-- Start Listing --

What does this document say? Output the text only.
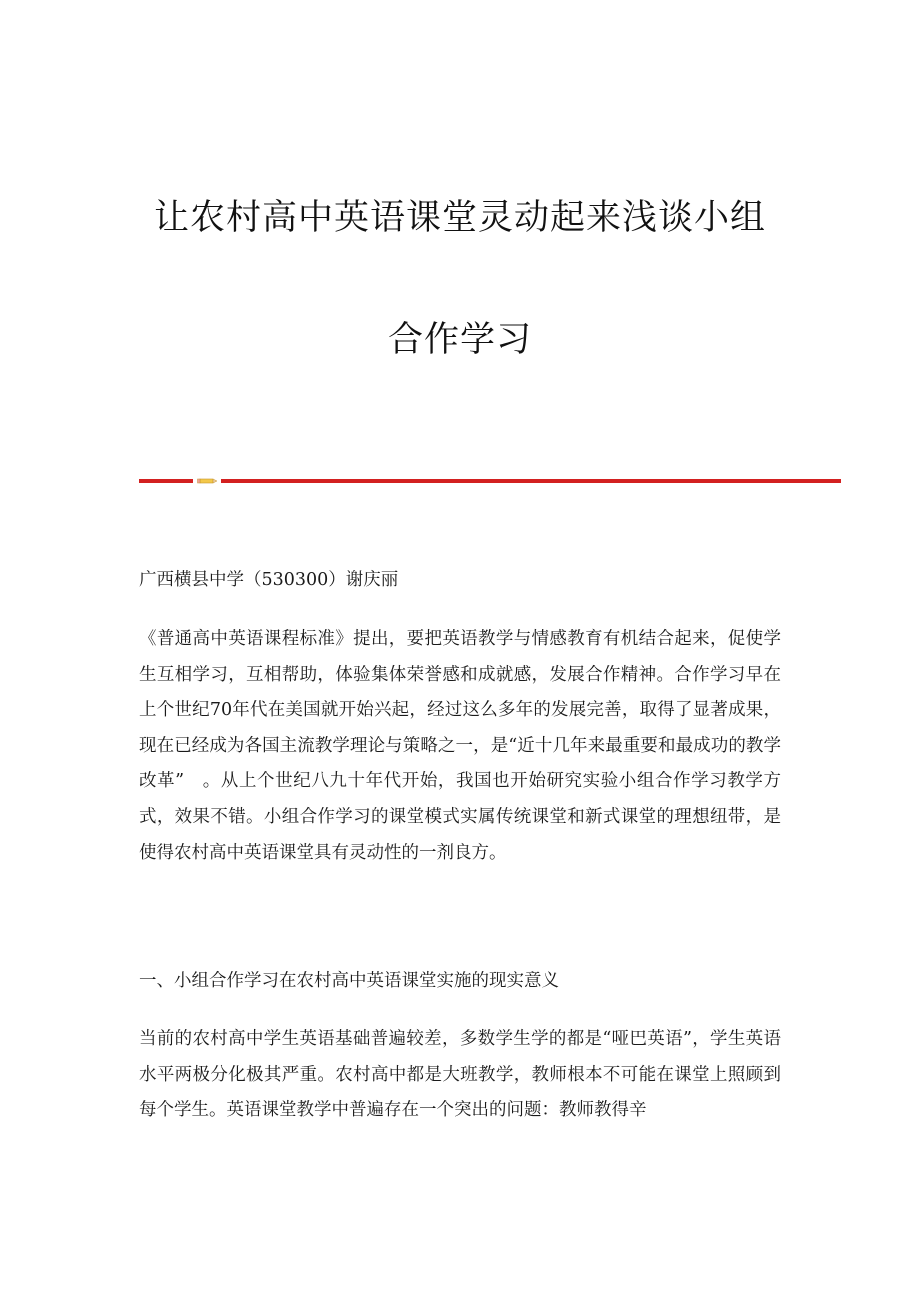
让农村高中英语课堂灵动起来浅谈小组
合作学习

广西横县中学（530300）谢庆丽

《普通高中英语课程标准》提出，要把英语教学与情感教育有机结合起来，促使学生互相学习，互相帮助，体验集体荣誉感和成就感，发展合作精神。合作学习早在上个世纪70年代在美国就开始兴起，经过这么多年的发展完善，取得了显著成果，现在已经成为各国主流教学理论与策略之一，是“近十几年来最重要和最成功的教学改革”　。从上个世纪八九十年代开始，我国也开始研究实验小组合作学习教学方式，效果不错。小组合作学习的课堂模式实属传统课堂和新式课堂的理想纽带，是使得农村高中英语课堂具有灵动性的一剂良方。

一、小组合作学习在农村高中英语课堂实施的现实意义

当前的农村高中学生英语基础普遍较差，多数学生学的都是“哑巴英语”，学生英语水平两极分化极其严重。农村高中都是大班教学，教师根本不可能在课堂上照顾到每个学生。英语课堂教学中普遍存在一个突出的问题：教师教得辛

-- End Listing --

** What the exercise asks **
Print the full listing exactly, dropping the pictures.

** Written response **
What does this document say? Output the text only.
让农村高中英语课堂灵动起来浅谈小组
合作学习

广西横县中学（530300）谢庆丽

《普通高中英语课程标准》提出，要把英语教学与情感教育有机结合起来，促使学生互相学习，互相帮助，体验集体荣誉感和成就感，发展合作精神。合作学习早在上个世纪70年代在美国就开始兴起，经过这么多年的发展完善，取得了显著成果，现在已经成为各国主流教学理论与策略之一，是“近十几年来最重要和最成功的教学改革”　。从上个世纪八九十年代开始，我国也开始研究实验小组合作学习教学方式，效果不错。小组合作学习的课堂模式实属传统课堂和新式课堂的理想纽带，是使得农村高中英语课堂具有灵动性的一剂良方。

一、小组合作学习在农村高中英语课堂实施的现实意义

当前的农村高中学生英语基础普遍较差，多数学生学的都是“哑巴英语”，学生英语水平两极分化极其严重。农村高中都是大班教学，教师根本不可能在课堂上照顾到每个学生。英语课堂教学中普遍存在一个突出的问题：教师教得辛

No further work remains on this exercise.